[Begin]
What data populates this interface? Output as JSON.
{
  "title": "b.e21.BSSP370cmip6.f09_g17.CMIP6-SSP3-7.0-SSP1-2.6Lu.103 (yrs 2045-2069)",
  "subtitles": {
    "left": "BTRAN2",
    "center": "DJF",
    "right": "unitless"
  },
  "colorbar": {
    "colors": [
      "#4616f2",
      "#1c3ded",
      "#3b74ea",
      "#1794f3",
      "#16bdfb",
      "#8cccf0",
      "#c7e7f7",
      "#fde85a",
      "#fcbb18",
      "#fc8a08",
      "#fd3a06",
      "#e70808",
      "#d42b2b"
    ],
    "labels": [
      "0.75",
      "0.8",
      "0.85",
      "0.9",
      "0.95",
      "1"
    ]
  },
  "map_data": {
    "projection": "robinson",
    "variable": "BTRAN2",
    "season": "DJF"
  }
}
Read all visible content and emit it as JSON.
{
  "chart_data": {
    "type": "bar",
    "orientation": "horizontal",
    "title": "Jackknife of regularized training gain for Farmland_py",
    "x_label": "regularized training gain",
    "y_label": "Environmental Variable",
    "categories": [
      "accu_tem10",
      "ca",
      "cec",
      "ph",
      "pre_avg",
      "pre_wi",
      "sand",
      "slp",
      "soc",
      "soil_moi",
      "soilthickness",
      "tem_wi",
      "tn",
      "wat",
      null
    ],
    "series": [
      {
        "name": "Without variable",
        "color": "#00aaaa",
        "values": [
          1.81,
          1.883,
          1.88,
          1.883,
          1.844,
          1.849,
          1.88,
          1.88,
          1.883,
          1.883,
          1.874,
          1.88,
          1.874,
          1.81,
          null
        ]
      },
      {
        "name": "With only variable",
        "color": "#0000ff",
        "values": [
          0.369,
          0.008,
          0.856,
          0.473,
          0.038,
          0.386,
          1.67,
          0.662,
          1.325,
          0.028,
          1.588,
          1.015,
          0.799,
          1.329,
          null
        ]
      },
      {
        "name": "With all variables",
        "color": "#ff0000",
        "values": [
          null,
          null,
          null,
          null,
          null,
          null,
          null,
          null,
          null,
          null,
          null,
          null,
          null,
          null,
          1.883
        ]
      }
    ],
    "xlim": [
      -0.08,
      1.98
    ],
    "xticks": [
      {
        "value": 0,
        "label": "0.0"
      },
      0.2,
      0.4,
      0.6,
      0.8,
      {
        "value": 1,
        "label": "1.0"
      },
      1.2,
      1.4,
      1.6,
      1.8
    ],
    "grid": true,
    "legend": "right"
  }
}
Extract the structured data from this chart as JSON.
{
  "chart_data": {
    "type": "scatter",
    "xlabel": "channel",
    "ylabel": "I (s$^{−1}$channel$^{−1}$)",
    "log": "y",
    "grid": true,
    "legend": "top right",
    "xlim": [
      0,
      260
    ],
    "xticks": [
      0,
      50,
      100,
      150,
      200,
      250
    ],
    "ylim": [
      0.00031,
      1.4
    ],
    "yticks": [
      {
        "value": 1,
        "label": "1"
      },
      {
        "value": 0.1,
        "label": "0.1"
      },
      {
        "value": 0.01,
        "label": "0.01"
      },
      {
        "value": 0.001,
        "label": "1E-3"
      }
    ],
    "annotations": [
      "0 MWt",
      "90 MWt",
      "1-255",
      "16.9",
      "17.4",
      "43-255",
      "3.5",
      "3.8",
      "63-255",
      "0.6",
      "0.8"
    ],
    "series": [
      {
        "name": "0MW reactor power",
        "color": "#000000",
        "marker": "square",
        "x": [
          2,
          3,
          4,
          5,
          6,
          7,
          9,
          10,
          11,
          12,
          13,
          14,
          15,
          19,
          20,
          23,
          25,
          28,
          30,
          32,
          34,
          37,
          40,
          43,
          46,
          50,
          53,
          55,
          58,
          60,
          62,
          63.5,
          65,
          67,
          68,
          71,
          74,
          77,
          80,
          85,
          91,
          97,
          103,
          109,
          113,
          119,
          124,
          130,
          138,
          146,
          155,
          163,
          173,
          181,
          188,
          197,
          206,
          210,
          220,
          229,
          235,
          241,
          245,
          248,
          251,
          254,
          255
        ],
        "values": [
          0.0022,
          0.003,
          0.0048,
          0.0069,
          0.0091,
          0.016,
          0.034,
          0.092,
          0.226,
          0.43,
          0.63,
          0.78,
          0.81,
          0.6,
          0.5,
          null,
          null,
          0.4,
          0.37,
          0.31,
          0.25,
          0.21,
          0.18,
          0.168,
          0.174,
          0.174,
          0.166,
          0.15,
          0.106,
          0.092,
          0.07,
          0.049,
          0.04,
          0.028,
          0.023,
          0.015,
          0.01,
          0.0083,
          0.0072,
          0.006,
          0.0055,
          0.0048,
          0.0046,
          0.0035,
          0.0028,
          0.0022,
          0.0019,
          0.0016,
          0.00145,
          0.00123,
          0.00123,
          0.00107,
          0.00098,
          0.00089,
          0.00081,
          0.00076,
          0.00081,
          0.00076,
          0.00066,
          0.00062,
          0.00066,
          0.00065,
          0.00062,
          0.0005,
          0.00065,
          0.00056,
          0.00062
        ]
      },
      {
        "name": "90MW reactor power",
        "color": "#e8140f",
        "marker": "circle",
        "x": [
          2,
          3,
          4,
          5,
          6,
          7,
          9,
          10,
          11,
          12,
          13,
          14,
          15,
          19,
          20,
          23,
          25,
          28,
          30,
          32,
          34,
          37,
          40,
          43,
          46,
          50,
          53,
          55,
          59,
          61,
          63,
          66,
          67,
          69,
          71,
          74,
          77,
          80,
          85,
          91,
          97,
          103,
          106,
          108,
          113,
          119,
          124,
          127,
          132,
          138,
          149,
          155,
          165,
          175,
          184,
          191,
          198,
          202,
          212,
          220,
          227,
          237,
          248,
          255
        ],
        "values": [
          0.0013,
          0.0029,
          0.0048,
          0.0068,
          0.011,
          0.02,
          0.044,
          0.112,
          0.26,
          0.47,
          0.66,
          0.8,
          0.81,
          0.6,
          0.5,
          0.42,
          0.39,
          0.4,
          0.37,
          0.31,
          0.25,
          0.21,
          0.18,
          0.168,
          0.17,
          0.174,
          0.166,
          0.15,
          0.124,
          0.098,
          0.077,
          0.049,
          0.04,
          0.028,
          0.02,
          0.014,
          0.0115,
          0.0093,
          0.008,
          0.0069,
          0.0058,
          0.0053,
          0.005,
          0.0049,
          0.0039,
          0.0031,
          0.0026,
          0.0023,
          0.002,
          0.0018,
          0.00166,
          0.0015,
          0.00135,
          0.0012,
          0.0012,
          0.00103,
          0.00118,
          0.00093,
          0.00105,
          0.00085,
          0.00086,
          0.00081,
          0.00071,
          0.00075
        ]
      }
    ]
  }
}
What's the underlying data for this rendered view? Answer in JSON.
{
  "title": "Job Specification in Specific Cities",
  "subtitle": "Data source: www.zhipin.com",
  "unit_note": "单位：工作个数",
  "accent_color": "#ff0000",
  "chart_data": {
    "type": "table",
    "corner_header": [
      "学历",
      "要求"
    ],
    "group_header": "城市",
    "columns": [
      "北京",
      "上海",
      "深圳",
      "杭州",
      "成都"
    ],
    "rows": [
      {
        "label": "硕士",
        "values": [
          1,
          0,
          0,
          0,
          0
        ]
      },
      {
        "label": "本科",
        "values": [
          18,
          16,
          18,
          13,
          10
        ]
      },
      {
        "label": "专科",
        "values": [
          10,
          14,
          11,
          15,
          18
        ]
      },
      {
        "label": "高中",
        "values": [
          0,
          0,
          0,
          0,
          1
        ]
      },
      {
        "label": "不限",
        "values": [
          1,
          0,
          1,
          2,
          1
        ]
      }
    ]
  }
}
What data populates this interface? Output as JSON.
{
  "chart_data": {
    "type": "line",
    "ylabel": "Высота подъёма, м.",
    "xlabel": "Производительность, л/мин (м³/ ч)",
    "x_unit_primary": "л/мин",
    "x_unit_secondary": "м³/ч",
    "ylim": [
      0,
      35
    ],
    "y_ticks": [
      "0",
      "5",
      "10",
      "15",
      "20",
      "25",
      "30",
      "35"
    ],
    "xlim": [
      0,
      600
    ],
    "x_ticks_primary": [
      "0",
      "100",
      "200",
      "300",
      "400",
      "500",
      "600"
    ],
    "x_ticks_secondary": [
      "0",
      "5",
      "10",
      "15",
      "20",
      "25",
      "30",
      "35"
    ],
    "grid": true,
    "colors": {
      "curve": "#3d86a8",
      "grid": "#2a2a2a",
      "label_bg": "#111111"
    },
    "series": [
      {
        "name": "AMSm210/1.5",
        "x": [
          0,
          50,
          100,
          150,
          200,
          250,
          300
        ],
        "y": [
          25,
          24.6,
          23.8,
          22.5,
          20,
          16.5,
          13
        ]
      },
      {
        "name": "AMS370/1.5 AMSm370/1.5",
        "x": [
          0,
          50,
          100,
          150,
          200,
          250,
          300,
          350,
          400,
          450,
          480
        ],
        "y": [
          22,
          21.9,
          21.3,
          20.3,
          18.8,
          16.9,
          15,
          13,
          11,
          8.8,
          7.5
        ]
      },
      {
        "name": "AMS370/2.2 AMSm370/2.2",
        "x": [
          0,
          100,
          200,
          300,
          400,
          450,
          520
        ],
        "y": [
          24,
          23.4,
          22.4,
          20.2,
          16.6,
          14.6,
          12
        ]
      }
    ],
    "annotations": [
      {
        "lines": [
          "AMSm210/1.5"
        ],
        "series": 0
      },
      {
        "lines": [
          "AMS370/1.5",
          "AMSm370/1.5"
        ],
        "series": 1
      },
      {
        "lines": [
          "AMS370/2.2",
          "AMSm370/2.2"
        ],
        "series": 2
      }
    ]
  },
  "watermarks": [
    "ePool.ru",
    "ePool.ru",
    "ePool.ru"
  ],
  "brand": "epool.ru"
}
[End]
**Short exercise**
Find all lines holding the string "gain" and copy them.

**Solution to this problem**
    "title": "Jackknife of regularized training gain for Farmland_py",
    "x_label": "regularized training gain",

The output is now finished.